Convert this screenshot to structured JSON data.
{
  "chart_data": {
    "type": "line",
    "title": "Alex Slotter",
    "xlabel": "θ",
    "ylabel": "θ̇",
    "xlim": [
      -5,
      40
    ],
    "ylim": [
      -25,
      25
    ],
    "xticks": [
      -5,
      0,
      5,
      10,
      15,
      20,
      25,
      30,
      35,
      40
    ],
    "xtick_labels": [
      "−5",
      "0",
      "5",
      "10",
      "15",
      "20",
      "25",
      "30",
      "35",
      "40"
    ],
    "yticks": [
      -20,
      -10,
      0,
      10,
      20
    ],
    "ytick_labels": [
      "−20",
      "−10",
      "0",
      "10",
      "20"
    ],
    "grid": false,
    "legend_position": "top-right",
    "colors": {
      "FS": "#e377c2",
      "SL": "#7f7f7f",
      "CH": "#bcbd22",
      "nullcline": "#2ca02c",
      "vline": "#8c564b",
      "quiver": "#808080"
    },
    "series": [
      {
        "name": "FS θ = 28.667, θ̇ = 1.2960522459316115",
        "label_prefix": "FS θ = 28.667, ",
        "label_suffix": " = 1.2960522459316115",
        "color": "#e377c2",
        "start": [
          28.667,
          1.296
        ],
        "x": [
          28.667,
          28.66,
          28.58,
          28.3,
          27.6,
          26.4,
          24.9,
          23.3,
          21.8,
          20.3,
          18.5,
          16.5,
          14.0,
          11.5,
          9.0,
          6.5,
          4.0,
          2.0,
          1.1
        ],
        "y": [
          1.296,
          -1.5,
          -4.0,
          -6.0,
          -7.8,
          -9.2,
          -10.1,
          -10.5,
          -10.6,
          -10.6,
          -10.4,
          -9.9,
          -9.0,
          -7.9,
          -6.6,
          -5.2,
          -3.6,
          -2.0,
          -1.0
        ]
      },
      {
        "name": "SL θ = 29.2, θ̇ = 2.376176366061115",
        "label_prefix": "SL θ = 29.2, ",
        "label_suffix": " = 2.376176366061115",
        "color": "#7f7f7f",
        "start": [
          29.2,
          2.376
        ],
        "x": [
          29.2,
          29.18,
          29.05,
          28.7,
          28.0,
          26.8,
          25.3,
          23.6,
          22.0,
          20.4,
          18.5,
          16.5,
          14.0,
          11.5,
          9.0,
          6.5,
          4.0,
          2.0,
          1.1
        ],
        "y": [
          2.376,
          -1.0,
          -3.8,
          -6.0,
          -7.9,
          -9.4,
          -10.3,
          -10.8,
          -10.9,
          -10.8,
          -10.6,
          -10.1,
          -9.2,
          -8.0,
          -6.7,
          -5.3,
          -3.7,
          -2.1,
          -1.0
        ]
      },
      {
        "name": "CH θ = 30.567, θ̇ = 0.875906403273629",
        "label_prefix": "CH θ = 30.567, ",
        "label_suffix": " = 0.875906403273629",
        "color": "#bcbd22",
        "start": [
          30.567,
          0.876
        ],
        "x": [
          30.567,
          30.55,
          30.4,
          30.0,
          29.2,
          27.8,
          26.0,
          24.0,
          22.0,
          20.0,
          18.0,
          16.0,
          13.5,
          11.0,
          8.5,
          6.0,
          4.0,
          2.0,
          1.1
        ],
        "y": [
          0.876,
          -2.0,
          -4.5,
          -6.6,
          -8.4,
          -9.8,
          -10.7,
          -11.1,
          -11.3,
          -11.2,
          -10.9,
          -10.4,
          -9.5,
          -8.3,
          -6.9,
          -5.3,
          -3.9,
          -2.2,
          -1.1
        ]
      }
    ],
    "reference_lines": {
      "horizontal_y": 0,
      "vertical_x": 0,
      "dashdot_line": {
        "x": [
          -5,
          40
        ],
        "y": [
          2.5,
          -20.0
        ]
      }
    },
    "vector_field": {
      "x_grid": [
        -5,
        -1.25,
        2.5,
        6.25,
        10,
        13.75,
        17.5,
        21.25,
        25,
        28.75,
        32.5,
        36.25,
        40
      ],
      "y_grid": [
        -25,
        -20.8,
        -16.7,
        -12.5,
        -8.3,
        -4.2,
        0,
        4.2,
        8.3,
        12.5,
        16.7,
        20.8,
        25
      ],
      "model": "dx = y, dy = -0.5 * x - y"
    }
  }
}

....................

EXERCISE DETAILS: State the count of lines that contain the string "name". Nothing else is needed.

RESPONSE TO THIS EXERCISE: 3